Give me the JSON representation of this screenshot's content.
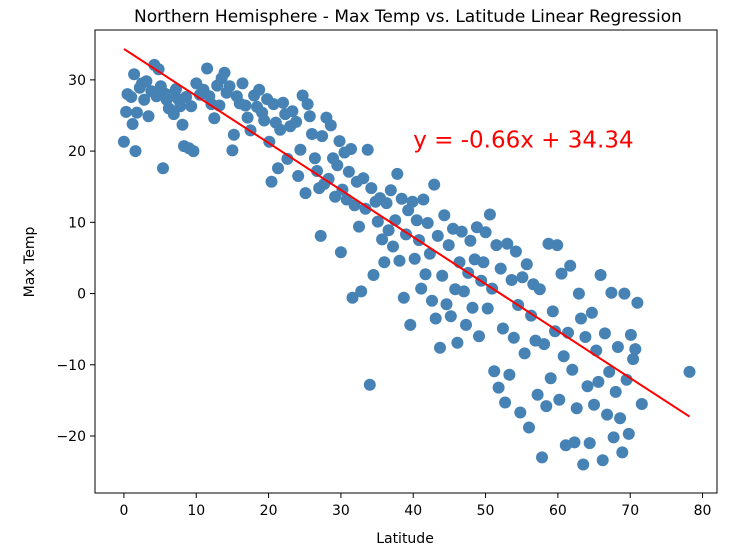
{
  "chart_data": {
    "type": "scatter",
    "title": "Northern Hemisphere - Max Temp vs. Latitude Linear Regression",
    "xlabel": "Latitude",
    "ylabel": "Max Temp",
    "xlim": [
      -4,
      82
    ],
    "ylim": [
      -28,
      37
    ],
    "xticks": [
      0,
      10,
      20,
      30,
      40,
      50,
      60,
      70,
      80
    ],
    "yticks": [
      -20,
      -10,
      0,
      10,
      20,
      30
    ],
    "ytick_labels": [
      "−20",
      "−10",
      "0",
      "10",
      "20",
      "30"
    ],
    "grid": false,
    "point_color": "#4682b4",
    "regression": {
      "slope": -0.66,
      "intercept": 34.34,
      "x_range": [
        0,
        78.2
      ],
      "color": "#ff0000",
      "equation_text": "y = -0.66x + 34.34",
      "equation_position": [
        40,
        20.5
      ]
    },
    "points": [
      [
        0,
        21.3
      ],
      [
        0.3,
        25.5
      ],
      [
        0.5,
        28.0
      ],
      [
        1,
        27.6
      ],
      [
        1.2,
        23.8
      ],
      [
        1.4,
        30.8
      ],
      [
        1.6,
        20.0
      ],
      [
        1.8,
        25.4
      ],
      [
        2.2,
        28.9
      ],
      [
        2.5,
        29.5
      ],
      [
        2.8,
        27.2
      ],
      [
        3.1,
        29.8
      ],
      [
        3.4,
        24.9
      ],
      [
        3.8,
        28.4
      ],
      [
        4.2,
        32.1
      ],
      [
        4.5,
        27.7
      ],
      [
        4.8,
        31.5
      ],
      [
        5.1,
        29.1
      ],
      [
        5.4,
        17.6
      ],
      [
        5.6,
        28.1
      ],
      [
        5.9,
        27.2
      ],
      [
        6.2,
        26.0
      ],
      [
        6.5,
        27.9
      ],
      [
        6.9,
        25.2
      ],
      [
        7.2,
        28.7
      ],
      [
        7.5,
        27.3
      ],
      [
        7.8,
        26.3
      ],
      [
        8.1,
        23.7
      ],
      [
        8.3,
        20.7
      ],
      [
        8.6,
        27.6
      ],
      [
        9,
        20.4
      ],
      [
        9.3,
        26.3
      ],
      [
        9.6,
        20.0
      ],
      [
        10,
        29.5
      ],
      [
        10.5,
        27.9
      ],
      [
        11,
        28.6
      ],
      [
        11.5,
        31.6
      ],
      [
        11.8,
        27.7
      ],
      [
        12.1,
        26.6
      ],
      [
        12.5,
        24.6
      ],
      [
        12.9,
        29.2
      ],
      [
        13.2,
        26.4
      ],
      [
        13.5,
        30.2
      ],
      [
        13.9,
        31.0
      ],
      [
        14.2,
        28.2
      ],
      [
        14.6,
        29.1
      ],
      [
        15,
        20.1
      ],
      [
        15.2,
        22.3
      ],
      [
        15.6,
        27.7
      ],
      [
        16,
        26.7
      ],
      [
        16.4,
        29.5
      ],
      [
        16.8,
        26.4
      ],
      [
        17.1,
        24.7
      ],
      [
        17.5,
        22.9
      ],
      [
        18,
        27.8
      ],
      [
        18.4,
        26.2
      ],
      [
        18.7,
        28.6
      ],
      [
        19.1,
        25.4
      ],
      [
        19.4,
        24.3
      ],
      [
        19.8,
        27.3
      ],
      [
        20.1,
        21.3
      ],
      [
        20.4,
        15.7
      ],
      [
        20.7,
        26.6
      ],
      [
        21,
        24.0
      ],
      [
        21.3,
        17.6
      ],
      [
        21.6,
        23.0
      ],
      [
        22,
        26.8
      ],
      [
        22.3,
        25.2
      ],
      [
        22.6,
        18.9
      ],
      [
        23,
        23.5
      ],
      [
        23.3,
        25.6
      ],
      [
        23.8,
        24.1
      ],
      [
        24.1,
        16.5
      ],
      [
        24.4,
        20.2
      ],
      [
        24.7,
        27.8
      ],
      [
        25.1,
        14.1
      ],
      [
        25.4,
        26.6
      ],
      [
        25.7,
        24.9
      ],
      [
        26,
        22.4
      ],
      [
        26.4,
        19.0
      ],
      [
        26.7,
        17.2
      ],
      [
        27,
        14.8
      ],
      [
        27.2,
        8.1
      ],
      [
        27.4,
        22.1
      ],
      [
        27.7,
        15.4
      ],
      [
        28,
        24.7
      ],
      [
        28.3,
        16.1
      ],
      [
        28.6,
        23.6
      ],
      [
        28.9,
        19.0
      ],
      [
        29.2,
        13.6
      ],
      [
        29.5,
        18.0
      ],
      [
        29.8,
        21.4
      ],
      [
        30,
        5.8
      ],
      [
        30.2,
        14.6
      ],
      [
        30.5,
        19.8
      ],
      [
        30.8,
        13.2
      ],
      [
        31.1,
        17.1
      ],
      [
        31.4,
        20.3
      ],
      [
        31.6,
        -0.6
      ],
      [
        31.9,
        12.4
      ],
      [
        32.2,
        15.7
      ],
      [
        32.5,
        9.4
      ],
      [
        32.8,
        0.3
      ],
      [
        33.1,
        16.2
      ],
      [
        33.4,
        11.9
      ],
      [
        33.7,
        20.2
      ],
      [
        34,
        -12.8
      ],
      [
        34.2,
        14.8
      ],
      [
        34.5,
        2.6
      ],
      [
        34.8,
        12.9
      ],
      [
        35.1,
        10.1
      ],
      [
        35.4,
        13.4
      ],
      [
        35.7,
        7.6
      ],
      [
        36,
        4.4
      ],
      [
        36.3,
        12.7
      ],
      [
        36.6,
        8.9
      ],
      [
        36.9,
        14.5
      ],
      [
        37.2,
        6.6
      ],
      [
        37.5,
        10.3
      ],
      [
        37.8,
        16.8
      ],
      [
        38.1,
        4.6
      ],
      [
        38.4,
        13.3
      ],
      [
        38.7,
        -0.6
      ],
      [
        39,
        8.3
      ],
      [
        39.3,
        11.7
      ],
      [
        39.6,
        -4.4
      ],
      [
        39.9,
        12.9
      ],
      [
        40.2,
        4.9
      ],
      [
        40.5,
        10.3
      ],
      [
        40.8,
        7.5
      ],
      [
        41.1,
        0.7
      ],
      [
        41.4,
        13.2
      ],
      [
        41.7,
        2.7
      ],
      [
        42,
        9.9
      ],
      [
        42.3,
        5.6
      ],
      [
        42.6,
        -1.0
      ],
      [
        42.9,
        15.3
      ],
      [
        43.1,
        -3.5
      ],
      [
        43.4,
        8.1
      ],
      [
        43.7,
        -7.6
      ],
      [
        44,
        2.5
      ],
      [
        44.3,
        11.0
      ],
      [
        44.6,
        -1.5
      ],
      [
        44.9,
        6.8
      ],
      [
        45.2,
        -3.2
      ],
      [
        45.5,
        9.1
      ],
      [
        45.8,
        0.6
      ],
      [
        46.1,
        -6.9
      ],
      [
        46.4,
        4.4
      ],
      [
        46.7,
        8.7
      ],
      [
        47,
        0.3
      ],
      [
        47.3,
        -4.4
      ],
      [
        47.6,
        2.9
      ],
      [
        47.9,
        7.4
      ],
      [
        48.2,
        -2.0
      ],
      [
        48.5,
        4.8
      ],
      [
        48.8,
        9.3
      ],
      [
        49.1,
        -6.0
      ],
      [
        49.4,
        1.8
      ],
      [
        49.7,
        4.4
      ],
      [
        50,
        8.6
      ],
      [
        50.3,
        -2.1
      ],
      [
        50.6,
        11.1
      ],
      [
        50.9,
        0.7
      ],
      [
        51.2,
        -10.9
      ],
      [
        51.5,
        6.8
      ],
      [
        51.8,
        -13.2
      ],
      [
        52.1,
        3.5
      ],
      [
        52.4,
        -4.9
      ],
      [
        52.7,
        -15.3
      ],
      [
        53,
        7.0
      ],
      [
        53.3,
        -11.4
      ],
      [
        53.6,
        1.9
      ],
      [
        53.9,
        -6.2
      ],
      [
        54.2,
        5.9
      ],
      [
        54.5,
        -1.6
      ],
      [
        54.8,
        -16.7
      ],
      [
        55.1,
        2.3
      ],
      [
        55.4,
        -8.4
      ],
      [
        55.7,
        4.1
      ],
      [
        56,
        -18.8
      ],
      [
        56.3,
        -3.1
      ],
      [
        56.6,
        1.3
      ],
      [
        56.9,
        -6.6
      ],
      [
        57.2,
        -14.2
      ],
      [
        57.5,
        0.6
      ],
      [
        57.8,
        -23.0
      ],
      [
        58.1,
        -7.1
      ],
      [
        58.4,
        -15.8
      ],
      [
        58.7,
        7.0
      ],
      [
        59,
        -11.9
      ],
      [
        59.3,
        -2.5
      ],
      [
        59.6,
        -5.3
      ],
      [
        59.9,
        6.8
      ],
      [
        60.2,
        -14.9
      ],
      [
        60.5,
        2.8
      ],
      [
        60.8,
        -8.8
      ],
      [
        61.1,
        -21.3
      ],
      [
        61.4,
        -5.5
      ],
      [
        61.7,
        3.9
      ],
      [
        62,
        -10.7
      ],
      [
        62.3,
        -20.9
      ],
      [
        62.6,
        -16.1
      ],
      [
        62.9,
        0.0
      ],
      [
        63.2,
        -3.5
      ],
      [
        63.5,
        -24.0
      ],
      [
        63.8,
        -6.1
      ],
      [
        64.1,
        -13.0
      ],
      [
        64.4,
        -21.0
      ],
      [
        64.7,
        -2.7
      ],
      [
        65,
        -15.6
      ],
      [
        65.3,
        -8.0
      ],
      [
        65.6,
        -12.4
      ],
      [
        65.9,
        2.6
      ],
      [
        66.2,
        -23.4
      ],
      [
        66.5,
        -5.6
      ],
      [
        66.8,
        -17.0
      ],
      [
        67.1,
        -11.0
      ],
      [
        67.4,
        0.1
      ],
      [
        67.7,
        -20.2
      ],
      [
        68,
        -13.8
      ],
      [
        68.3,
        -7.5
      ],
      [
        68.6,
        -17.5
      ],
      [
        68.9,
        -22.3
      ],
      [
        69.2,
        0.0
      ],
      [
        69.5,
        -12.1
      ],
      [
        69.8,
        -19.7
      ],
      [
        70.1,
        -5.8
      ],
      [
        70.4,
        -9.2
      ],
      [
        70.7,
        -7.8
      ],
      [
        71,
        -1.3
      ],
      [
        71.6,
        -15.5
      ],
      [
        78.2,
        -11.0
      ]
    ]
  }
}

• TASK DIRECTIONS
Gather each line holding the string "Latitude".

• THE ANSWER
    "title": "Northern Hemisphere - Max Temp vs. Latitude Linear Regression",
    "xlabel": "Latitude",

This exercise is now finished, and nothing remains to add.